• GIVEN REQUEST: Output exactly the lines from the line with "What does this" through the end of the records below. Include nothing else.
-- BEGIN EXTRACTED INFORMATION --
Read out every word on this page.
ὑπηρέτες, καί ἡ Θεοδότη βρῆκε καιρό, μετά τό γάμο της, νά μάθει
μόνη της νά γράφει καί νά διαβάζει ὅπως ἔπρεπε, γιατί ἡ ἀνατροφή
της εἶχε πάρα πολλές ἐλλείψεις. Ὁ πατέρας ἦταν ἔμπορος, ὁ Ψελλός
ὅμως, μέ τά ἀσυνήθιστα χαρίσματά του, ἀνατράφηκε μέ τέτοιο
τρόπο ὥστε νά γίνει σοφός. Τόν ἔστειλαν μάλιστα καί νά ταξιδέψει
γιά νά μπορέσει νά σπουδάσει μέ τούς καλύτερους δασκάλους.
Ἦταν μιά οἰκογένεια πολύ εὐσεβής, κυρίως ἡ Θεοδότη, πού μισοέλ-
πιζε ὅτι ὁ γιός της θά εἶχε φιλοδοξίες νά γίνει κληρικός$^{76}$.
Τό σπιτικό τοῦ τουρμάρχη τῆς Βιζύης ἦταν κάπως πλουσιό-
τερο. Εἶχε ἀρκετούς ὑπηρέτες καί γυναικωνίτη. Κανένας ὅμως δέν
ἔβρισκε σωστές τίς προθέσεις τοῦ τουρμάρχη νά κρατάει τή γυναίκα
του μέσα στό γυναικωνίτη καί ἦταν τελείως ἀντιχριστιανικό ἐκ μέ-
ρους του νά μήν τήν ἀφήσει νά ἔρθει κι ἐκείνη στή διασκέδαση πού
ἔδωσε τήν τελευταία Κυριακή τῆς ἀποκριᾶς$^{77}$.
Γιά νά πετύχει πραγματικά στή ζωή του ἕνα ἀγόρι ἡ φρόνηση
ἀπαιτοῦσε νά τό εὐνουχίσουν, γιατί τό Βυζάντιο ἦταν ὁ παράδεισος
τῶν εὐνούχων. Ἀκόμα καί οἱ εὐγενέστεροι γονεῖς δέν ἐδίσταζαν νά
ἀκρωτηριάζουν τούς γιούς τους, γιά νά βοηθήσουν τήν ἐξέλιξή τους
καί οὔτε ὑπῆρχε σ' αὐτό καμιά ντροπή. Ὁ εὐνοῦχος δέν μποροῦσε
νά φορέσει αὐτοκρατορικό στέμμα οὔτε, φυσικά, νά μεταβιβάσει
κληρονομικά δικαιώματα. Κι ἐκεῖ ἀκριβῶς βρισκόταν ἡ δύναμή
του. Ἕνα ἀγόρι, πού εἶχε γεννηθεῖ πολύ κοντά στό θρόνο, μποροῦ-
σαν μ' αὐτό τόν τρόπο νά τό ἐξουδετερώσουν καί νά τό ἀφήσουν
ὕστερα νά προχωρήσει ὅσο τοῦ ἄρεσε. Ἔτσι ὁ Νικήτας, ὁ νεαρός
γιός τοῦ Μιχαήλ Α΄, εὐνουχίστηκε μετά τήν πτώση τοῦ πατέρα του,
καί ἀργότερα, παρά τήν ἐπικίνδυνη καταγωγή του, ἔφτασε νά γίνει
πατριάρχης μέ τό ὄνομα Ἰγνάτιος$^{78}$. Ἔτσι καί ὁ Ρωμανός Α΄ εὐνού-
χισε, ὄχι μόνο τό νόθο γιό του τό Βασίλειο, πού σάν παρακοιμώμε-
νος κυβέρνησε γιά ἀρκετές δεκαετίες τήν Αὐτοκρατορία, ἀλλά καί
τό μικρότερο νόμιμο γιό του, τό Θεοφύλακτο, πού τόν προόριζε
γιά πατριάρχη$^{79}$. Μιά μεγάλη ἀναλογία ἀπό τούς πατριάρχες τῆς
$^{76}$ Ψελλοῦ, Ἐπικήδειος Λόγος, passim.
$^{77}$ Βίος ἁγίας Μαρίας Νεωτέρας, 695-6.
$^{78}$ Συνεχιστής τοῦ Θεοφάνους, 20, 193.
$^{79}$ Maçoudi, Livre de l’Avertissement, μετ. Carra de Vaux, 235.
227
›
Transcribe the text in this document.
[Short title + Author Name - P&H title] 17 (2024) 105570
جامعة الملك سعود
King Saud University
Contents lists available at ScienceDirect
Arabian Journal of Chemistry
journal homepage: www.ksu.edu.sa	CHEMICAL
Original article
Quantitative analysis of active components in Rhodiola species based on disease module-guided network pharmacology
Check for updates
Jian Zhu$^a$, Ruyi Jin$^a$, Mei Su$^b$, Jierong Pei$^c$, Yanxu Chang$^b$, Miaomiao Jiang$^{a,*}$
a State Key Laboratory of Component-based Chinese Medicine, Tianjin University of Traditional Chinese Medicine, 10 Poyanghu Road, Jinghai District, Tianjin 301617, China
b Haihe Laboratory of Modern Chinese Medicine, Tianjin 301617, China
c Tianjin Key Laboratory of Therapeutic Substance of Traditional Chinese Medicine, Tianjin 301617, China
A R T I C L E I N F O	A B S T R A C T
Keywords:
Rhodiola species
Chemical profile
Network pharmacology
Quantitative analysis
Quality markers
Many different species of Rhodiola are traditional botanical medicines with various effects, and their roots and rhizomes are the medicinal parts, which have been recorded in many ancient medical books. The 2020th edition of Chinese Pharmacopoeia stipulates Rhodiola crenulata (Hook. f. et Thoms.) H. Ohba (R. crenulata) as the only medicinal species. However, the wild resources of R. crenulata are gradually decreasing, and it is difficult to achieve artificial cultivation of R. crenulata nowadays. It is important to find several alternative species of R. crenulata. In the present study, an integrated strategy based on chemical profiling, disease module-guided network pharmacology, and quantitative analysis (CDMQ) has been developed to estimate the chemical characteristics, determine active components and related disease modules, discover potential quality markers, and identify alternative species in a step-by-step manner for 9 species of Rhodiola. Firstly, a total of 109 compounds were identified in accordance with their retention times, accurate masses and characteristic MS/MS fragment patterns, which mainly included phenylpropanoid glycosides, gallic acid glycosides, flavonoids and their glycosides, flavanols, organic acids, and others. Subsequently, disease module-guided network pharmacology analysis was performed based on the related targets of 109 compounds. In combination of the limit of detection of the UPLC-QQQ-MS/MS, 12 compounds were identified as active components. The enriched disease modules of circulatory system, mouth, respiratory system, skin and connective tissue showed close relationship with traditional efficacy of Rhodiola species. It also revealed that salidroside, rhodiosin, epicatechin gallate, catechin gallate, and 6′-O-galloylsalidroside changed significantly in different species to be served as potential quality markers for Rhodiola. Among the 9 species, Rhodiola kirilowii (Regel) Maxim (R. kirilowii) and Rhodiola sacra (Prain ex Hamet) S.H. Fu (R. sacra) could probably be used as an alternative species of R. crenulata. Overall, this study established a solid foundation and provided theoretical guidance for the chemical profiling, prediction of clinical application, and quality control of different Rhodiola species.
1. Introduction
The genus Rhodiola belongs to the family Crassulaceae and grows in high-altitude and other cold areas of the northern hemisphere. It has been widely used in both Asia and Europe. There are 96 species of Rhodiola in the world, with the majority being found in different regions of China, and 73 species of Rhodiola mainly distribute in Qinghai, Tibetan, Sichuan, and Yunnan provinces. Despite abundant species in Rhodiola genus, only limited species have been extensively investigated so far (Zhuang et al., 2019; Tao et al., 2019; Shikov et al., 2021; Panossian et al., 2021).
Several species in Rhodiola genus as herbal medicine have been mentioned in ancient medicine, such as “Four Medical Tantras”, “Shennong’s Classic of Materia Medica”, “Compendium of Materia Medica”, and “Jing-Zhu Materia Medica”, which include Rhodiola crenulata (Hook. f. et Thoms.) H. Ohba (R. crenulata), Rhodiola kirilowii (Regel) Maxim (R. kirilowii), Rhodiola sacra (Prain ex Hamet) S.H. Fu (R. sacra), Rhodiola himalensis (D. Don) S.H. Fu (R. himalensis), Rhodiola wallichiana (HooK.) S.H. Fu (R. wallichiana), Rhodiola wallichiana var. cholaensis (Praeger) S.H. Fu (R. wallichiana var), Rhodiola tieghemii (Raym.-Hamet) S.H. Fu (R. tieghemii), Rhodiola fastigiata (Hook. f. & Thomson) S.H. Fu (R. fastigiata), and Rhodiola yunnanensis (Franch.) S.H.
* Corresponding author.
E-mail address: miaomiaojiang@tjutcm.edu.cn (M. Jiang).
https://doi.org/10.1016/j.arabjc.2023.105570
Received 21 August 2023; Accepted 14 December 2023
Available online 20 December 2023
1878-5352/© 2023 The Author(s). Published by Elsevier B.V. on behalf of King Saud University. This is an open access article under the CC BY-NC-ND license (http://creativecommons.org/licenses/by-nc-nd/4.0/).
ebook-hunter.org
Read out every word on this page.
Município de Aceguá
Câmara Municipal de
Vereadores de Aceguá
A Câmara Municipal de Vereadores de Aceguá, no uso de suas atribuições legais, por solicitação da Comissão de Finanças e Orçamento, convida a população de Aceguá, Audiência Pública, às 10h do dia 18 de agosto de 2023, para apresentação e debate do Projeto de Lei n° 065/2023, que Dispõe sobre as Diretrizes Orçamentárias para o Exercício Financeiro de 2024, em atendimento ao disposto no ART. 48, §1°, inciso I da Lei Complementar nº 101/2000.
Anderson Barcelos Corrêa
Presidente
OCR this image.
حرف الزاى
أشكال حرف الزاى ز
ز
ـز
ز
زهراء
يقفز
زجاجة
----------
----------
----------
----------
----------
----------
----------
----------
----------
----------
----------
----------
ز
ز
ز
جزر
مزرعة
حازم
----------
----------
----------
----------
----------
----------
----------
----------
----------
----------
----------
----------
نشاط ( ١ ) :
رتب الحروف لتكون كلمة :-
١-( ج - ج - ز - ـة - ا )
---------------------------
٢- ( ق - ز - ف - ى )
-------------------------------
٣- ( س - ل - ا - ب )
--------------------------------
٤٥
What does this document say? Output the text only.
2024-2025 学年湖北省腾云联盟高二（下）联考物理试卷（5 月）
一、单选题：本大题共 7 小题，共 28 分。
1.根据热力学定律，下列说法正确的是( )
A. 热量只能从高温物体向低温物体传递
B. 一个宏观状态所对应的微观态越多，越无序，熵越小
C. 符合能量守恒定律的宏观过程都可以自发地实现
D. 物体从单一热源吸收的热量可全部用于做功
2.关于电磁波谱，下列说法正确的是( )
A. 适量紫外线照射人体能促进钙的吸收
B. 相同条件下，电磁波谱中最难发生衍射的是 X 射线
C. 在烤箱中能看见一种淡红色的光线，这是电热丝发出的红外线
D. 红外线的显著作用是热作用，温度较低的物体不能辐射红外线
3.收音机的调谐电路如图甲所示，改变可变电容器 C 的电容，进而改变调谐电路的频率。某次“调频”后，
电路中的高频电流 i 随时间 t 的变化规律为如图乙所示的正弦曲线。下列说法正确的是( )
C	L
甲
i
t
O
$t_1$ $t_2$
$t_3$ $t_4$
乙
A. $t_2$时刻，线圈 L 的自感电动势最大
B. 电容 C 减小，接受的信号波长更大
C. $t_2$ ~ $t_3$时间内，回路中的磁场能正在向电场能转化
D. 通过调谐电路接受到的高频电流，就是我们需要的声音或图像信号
-- END EXTRACTED INFORMATION --
• SOLUTION BELOW:
What does this document say? Output the text only.
2024-2025 学年湖北省腾云联盟高二（下）联考物理试卷（5 月）
一、单选题：本大题共 7 小题，共 28 分。
1.根据热力学定律，下列说法正确的是( )
A. 热量只能从高温物体向低温物体传递
B. 一个宏观状态所对应的微观态越多，越无序，熵越小
C. 符合能量守恒定律的宏观过程都可以自发地实现
D. 物体从单一热源吸收的热量可全部用于做功
2.关于电磁波谱，下列说法正确的是( )
A. 适量紫外线照射人体能促进钙的吸收
B. 相同条件下，电磁波谱中最难发生衍射的是 X 射线
C. 在烤箱中能看见一种淡红色的光线，这是电热丝发出的红外线
D. 红外线的显著作用是热作用，温度较低的物体不能辐射红外线
3.收音机的调谐电路如图甲所示，改变可变电容器 C 的电容，进而改变调谐电路的频率。某次“调频”后，
电路中的高频电流 i 随时间 t 的变化规律为如图乙所示的正弦曲线。下列说法正确的是( )
C	L
甲
i
t
O
$t_1$ $t_2$
$t_3$ $t_4$
乙
A. $t_2$时刻，线圈 L 的自感电动势最大
B. 电容 C 减小，接受的信号波长更大
C. $t_2$ ~ $t_3$时间内，回路中的磁场能正在向电场能转化
D. 通过调谐电路接受到的高频电流，就是我们需要的声音或图像信号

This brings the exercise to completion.